*Short task*: Without the pictures, return all of the material exactly as written.

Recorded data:
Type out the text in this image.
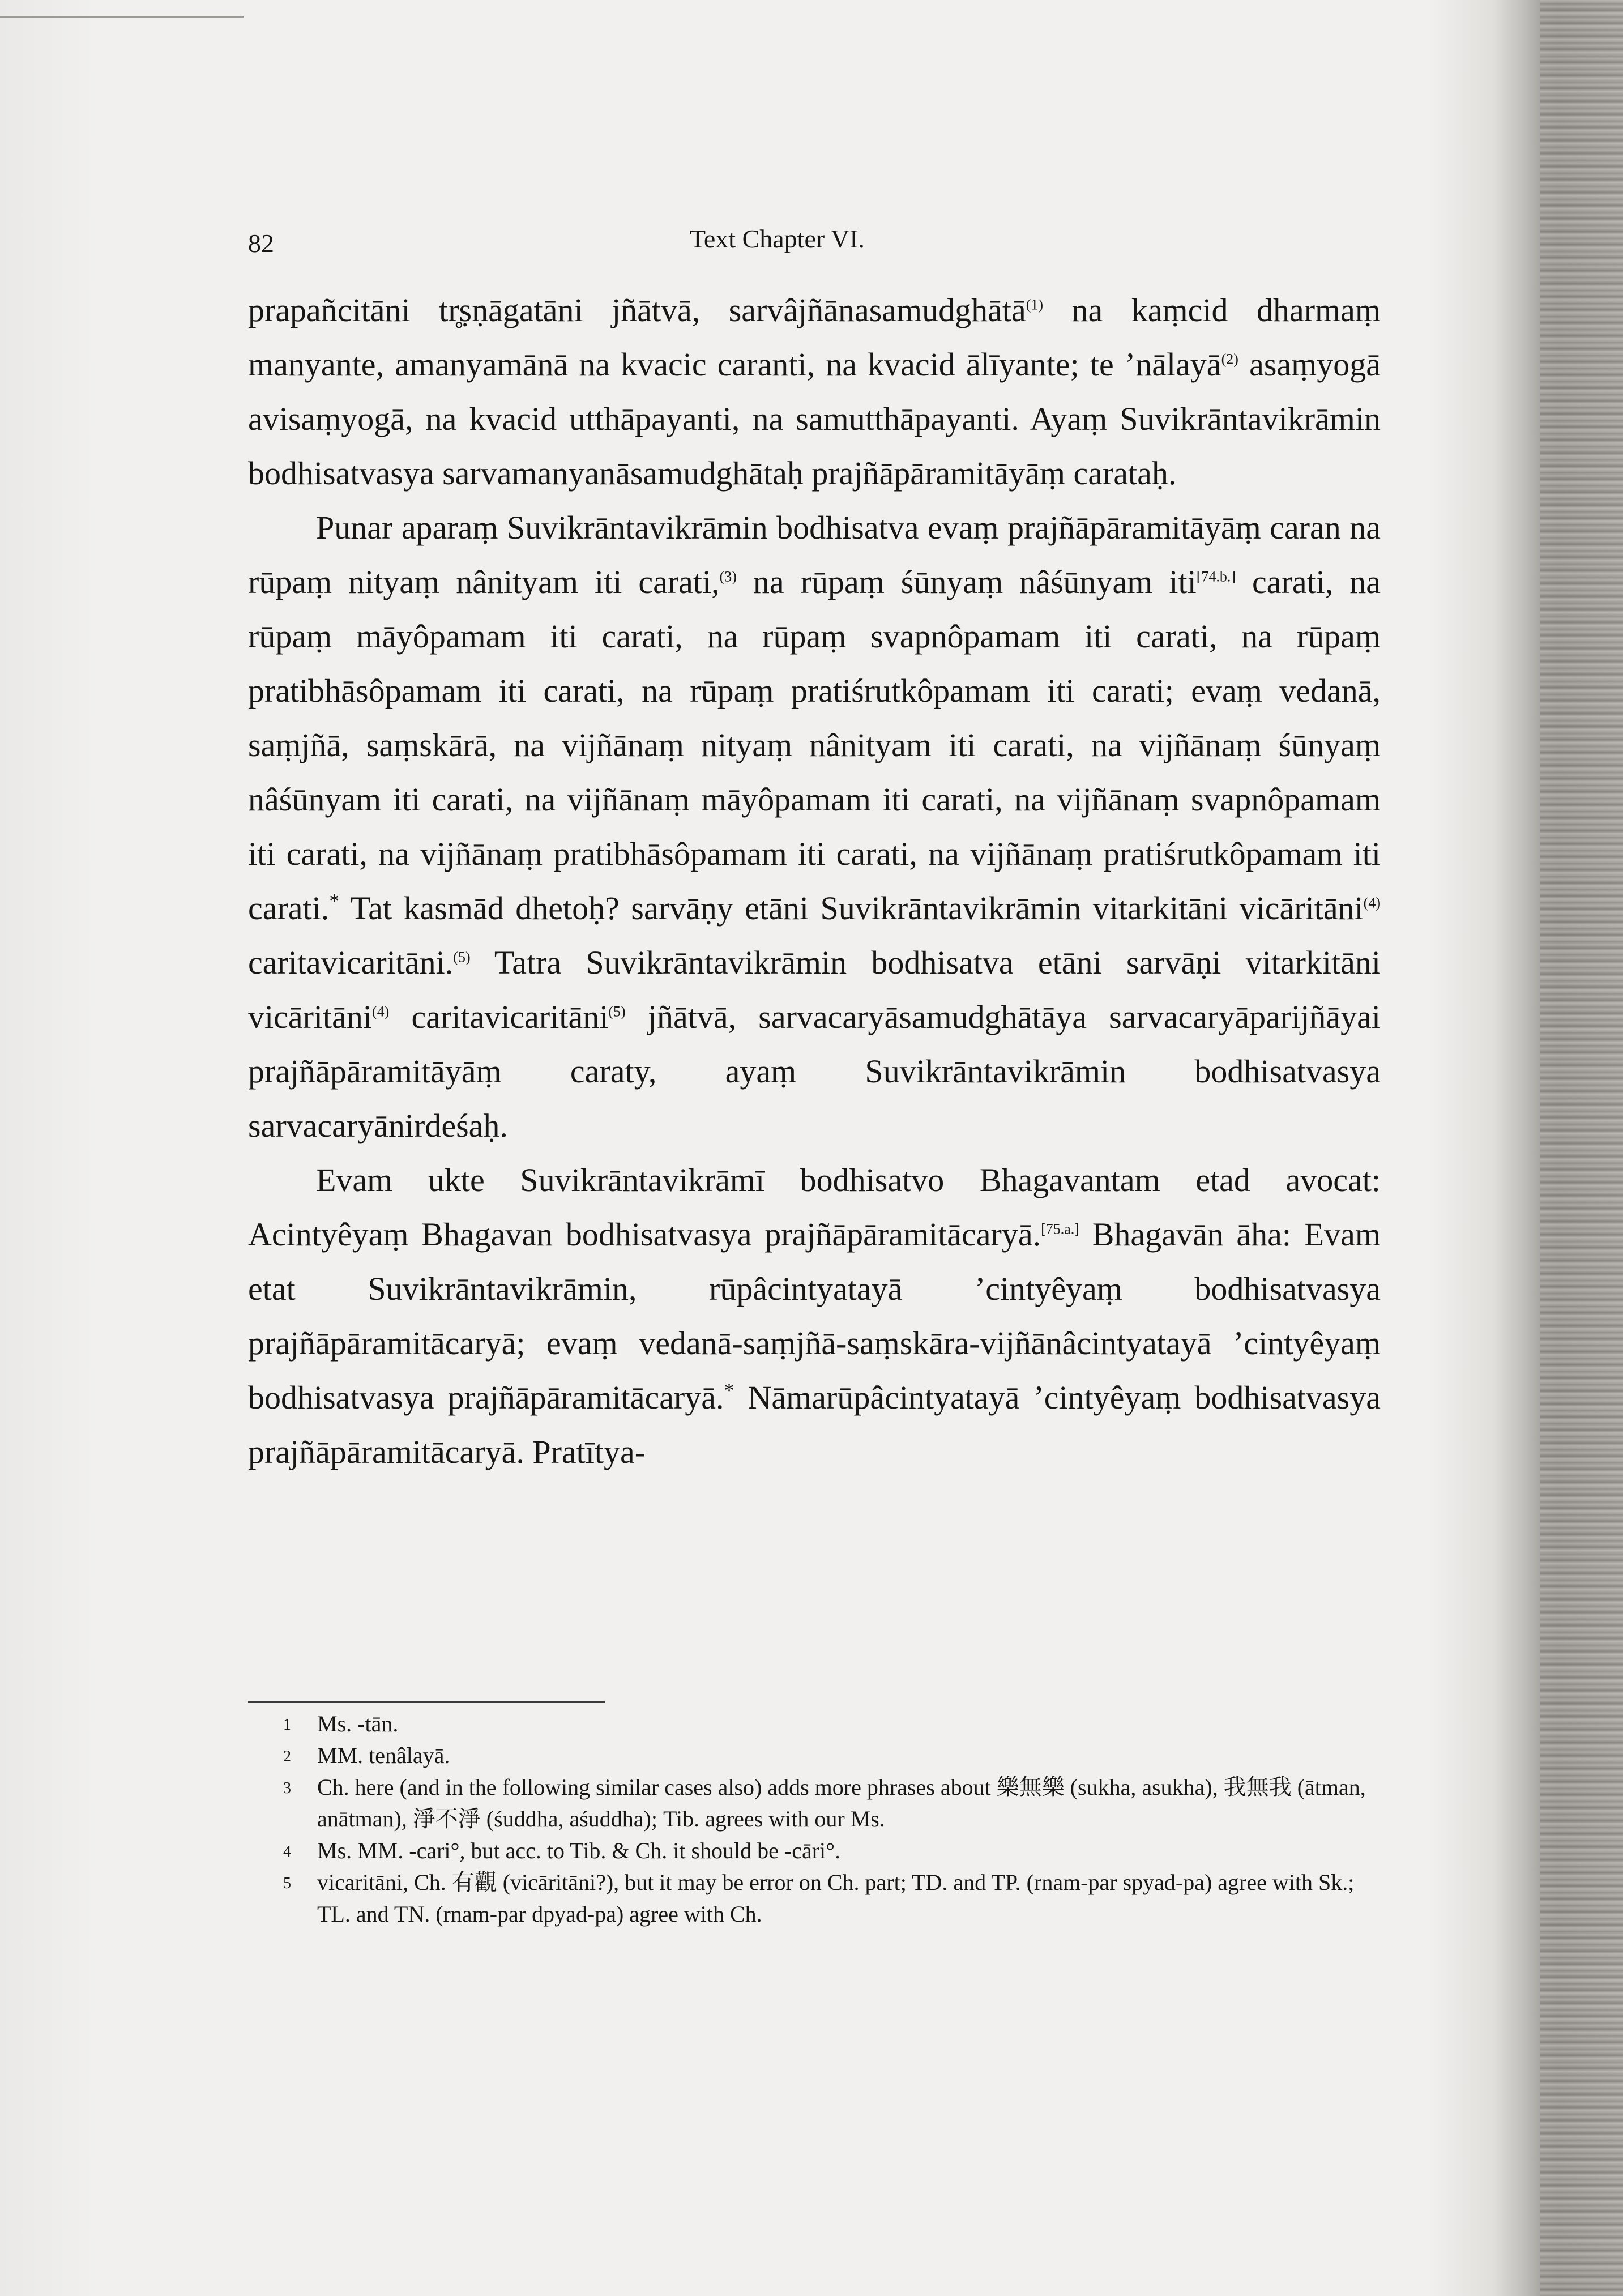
82	Text Chapter VI.

prapañcitāni tr̥ṣṇāgatāni jñātvā, sarvâjñānasamudghātā$^{(1)}$ na kaṃcid dharmaṃ manyante, amanyamānā na kvacic caranti, na kvacid ālīyante; te ’nālayā$^{(2)}$ asaṃyogā avisaṃyogā, na kvacid utthāpayanti, na samutthāpayanti. Ayaṃ Suvikrāntavikrāmin bodhisatvasya sarvamanyanāsamudghātaḥ prajñāpāramitāyāṃ carataḥ.

Punar aparaṃ Suvikrāntavikrāmin bodhisatva evaṃ prajñāpāramitāyāṃ caran na rūpaṃ nityaṃ nânityam iti carati,$^{(3)}$ na rūpaṃ śūnyaṃ nâśūnyam iti[74.b.] carati, na rūpaṃ māyôpamam iti carati, na rūpaṃ svapnôpamam iti carati, na rūpaṃ pratibhāsôpamam iti carati, na rūpaṃ pratiśrutkôpamam iti carati; evaṃ vedanā, saṃjñā, saṃskārā, na vijñānaṃ nityaṃ nânityam iti carati, na vijñānaṃ śūnyaṃ nâśūnyam iti carati, na vijñānaṃ māyôpamam iti carati, na vijñānaṃ svapnôpamam iti carati, na vijñānaṃ pratibhāsôpamam iti carati, na vijñānaṃ pratiśrutkôpamam iti carati.* Tat kasmād dhetoḥ? sarvāṇy etāni Suvikrāntavikrāmin vitarkitāni vicāritāni$^{(4)}$ caritavicaritāni.$^{(5)}$ Tatra Suvikrāntavikrāmin bodhisatva etāni sarvāṇi vitarkitāni vicāritāni$^{(4)}$ caritavicaritāni$^{(5)}$ jñātvā, sarvacaryāsamudghātāya sarvacaryāparijñāyai prajñāpāramitāyāṃ caraty, ayaṃ Suvikrāntavikrāmin bodhisatvasya sarvacaryānirdeśaḥ.

Evam ukte Suvikrāntavikrāmī bodhisatvo Bhagavantam etad avocat: Acintyêyaṃ Bhagavan bodhisatvasya prajñāpāramitācaryā.[75.a.] Bhagavān āha: Evam etat Suvikrāntavikrāmin, rūpâcintyatayā ’cintyêyaṃ bodhisatvasya prajñāpāramitācaryā; evaṃ vedanā-saṃjñā-saṃskāra-vijñānâcintyatayā ’cintyêyaṃ bodhisatvasya prajñāpāramitācaryā.* Nāmarūpâcintyatayā ’cintyêyaṃ bodhisatvasya prajñāpāramitācaryā. Pratītya-

1 Ms. -tān.
2 MM. tenâlayā.
3 Ch. here (and in the following similar cases also) adds more phrases about 樂無樂 (sukha, asukha), 我無我 (ātman, anātman), 淨不淨 (śuddha, aśuddha); Tib. agrees with our Ms.
4 Ms. MM. -cari°, but acc. to Tib. & Ch. it should be -cāri°.
5 vicaritāni, Ch. 有觀 (vicāritāni?), but it may be error on Ch. part; TD. and TP. (rnam-par spyad-pa) agree with Sk.; TL. and TN. (rnam-par dpyad-pa) agree with Ch.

*The completed task*:
Type out the text in this image.
82	Text Chapter VI.

prapañcitāni tr̥ṣṇāgatāni jñātvā, sarvâjñānasamudghātā$^{(1)}$ na kaṃcid dharmaṃ manyante, amanyamānā na kvacic caranti, na kvacid ālīyante; te ’nālayā$^{(2)}$ asaṃyogā avisaṃyogā, na kvacid utthāpayanti, na samutthāpayanti. Ayaṃ Suvikrāntavikrāmin bodhisatvasya sarvamanyanāsamudghātaḥ prajñāpāramitāyāṃ carataḥ.

Punar aparaṃ Suvikrāntavikrāmin bodhisatva evaṃ prajñāpāramitāyāṃ caran na rūpaṃ nityaṃ nânityam iti carati,$^{(3)}$ na rūpaṃ śūnyaṃ nâśūnyam iti[74.b.] carati, na rūpaṃ māyôpamam iti carati, na rūpaṃ svapnôpamam iti carati, na rūpaṃ pratibhāsôpamam iti carati, na rūpaṃ pratiśrutkôpamam iti carati; evaṃ vedanā, saṃjñā, saṃskārā, na vijñānaṃ nityaṃ nânityam iti carati, na vijñānaṃ śūnyaṃ nâśūnyam iti carati, na vijñānaṃ māyôpamam iti carati, na vijñānaṃ svapnôpamam iti carati, na vijñānaṃ pratibhāsôpamam iti carati, na vijñānaṃ pratiśrutkôpamam iti carati.* Tat kasmād dhetoḥ? sarvāṇy etāni Suvikrāntavikrāmin vitarkitāni vicāritāni$^{(4)}$ caritavicaritāni.$^{(5)}$ Tatra Suvikrāntavikrāmin bodhisatva etāni sarvāṇi vitarkitāni vicāritāni$^{(4)}$ caritavicaritāni$^{(5)}$ jñātvā, sarvacaryāsamudghātāya sarvacaryāparijñāyai prajñāpāramitāyāṃ caraty, ayaṃ Suvikrāntavikrāmin bodhisatvasya sarvacaryānirdeśaḥ.

Evam ukte Suvikrāntavikrāmī bodhisatvo Bhagavantam etad avocat: Acintyêyaṃ Bhagavan bodhisatvasya prajñāpāramitācaryā.[75.a.] Bhagavān āha: Evam etat Suvikrāntavikrāmin, rūpâcintyatayā ’cintyêyaṃ bodhisatvasya prajñāpāramitācaryā; evaṃ vedanā-saṃjñā-saṃskāra-vijñānâcintyatayā ’cintyêyaṃ bodhisatvasya prajñāpāramitācaryā.* Nāmarūpâcintyatayā ’cintyêyaṃ bodhisatvasya prajñāpāramitācaryā. Pratītya-

1 Ms. -tān.
2 MM. tenâlayā.
3 Ch. here (and in the following similar cases also) adds more phrases about 樂無樂 (sukha, asukha), 我無我 (ātman, anātman), 淨不淨 (śuddha, aśuddha); Tib. agrees with our Ms.
4 Ms. MM. -cari°, but acc. to Tib. & Ch. it should be -cāri°.
5 vicaritāni, Ch. 有觀 (vicāritāni?), but it may be error on Ch. part; TD. and TP. (rnam-par spyad-pa) agree with Sk.; TL. and TN. (rnam-par dpyad-pa) agree with Ch.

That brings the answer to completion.